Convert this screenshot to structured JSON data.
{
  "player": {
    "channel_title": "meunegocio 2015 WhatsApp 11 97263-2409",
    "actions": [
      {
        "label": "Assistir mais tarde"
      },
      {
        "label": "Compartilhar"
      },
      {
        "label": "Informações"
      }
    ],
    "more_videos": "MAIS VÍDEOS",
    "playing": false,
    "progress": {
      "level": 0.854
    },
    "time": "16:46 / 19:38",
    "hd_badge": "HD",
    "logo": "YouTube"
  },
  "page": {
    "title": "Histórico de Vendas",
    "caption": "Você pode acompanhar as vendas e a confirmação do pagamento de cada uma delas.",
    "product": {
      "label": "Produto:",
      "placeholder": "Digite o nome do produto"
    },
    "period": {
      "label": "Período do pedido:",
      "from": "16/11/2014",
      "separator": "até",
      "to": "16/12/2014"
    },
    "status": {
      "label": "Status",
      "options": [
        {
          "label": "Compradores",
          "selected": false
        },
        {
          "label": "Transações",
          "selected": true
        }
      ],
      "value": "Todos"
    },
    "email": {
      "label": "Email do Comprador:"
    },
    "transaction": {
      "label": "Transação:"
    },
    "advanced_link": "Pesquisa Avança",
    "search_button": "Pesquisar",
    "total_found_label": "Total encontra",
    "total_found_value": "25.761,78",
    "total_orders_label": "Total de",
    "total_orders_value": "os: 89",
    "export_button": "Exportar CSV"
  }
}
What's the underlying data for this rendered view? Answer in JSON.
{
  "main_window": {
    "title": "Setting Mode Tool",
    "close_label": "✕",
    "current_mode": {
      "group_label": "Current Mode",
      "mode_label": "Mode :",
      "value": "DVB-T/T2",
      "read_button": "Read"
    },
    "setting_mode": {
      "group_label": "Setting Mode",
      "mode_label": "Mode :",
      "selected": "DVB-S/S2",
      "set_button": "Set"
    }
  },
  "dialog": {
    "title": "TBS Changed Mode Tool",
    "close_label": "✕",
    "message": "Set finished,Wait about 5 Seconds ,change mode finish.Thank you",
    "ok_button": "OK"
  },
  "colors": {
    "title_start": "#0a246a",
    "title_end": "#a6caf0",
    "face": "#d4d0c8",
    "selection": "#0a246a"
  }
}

————

Exercise aim: Exactly as written, give the line containing "What's the underlying" and all remaining lines of the records.

Worked answer:
What's the underlying data for this rendered view? Answer in JSON.
{
  "main_window": {
    "title": "Setting Mode Tool",
    "close_label": "✕",
    "current_mode": {
      "group_label": "Current Mode",
      "mode_label": "Mode :",
      "value": "DVB-T/T2",
      "read_button": "Read"
    },
    "setting_mode": {
      "group_label": "Setting Mode",
      "mode_label": "Mode :",
      "selected": "DVB-S/S2",
      "set_button": "Set"
    }
  },
  "dialog": {
    "title": "TBS Changed Mode Tool",
    "close_label": "✕",
    "message": "Set finished,Wait about 5 Seconds ,change mode finish.Thank you",
    "ok_button": "OK"
  },
  "colors": {
    "title_start": "#0a246a",
    "title_end": "#a6caf0",
    "face": "#d4d0c8",
    "selection": "#0a246a"
  }
}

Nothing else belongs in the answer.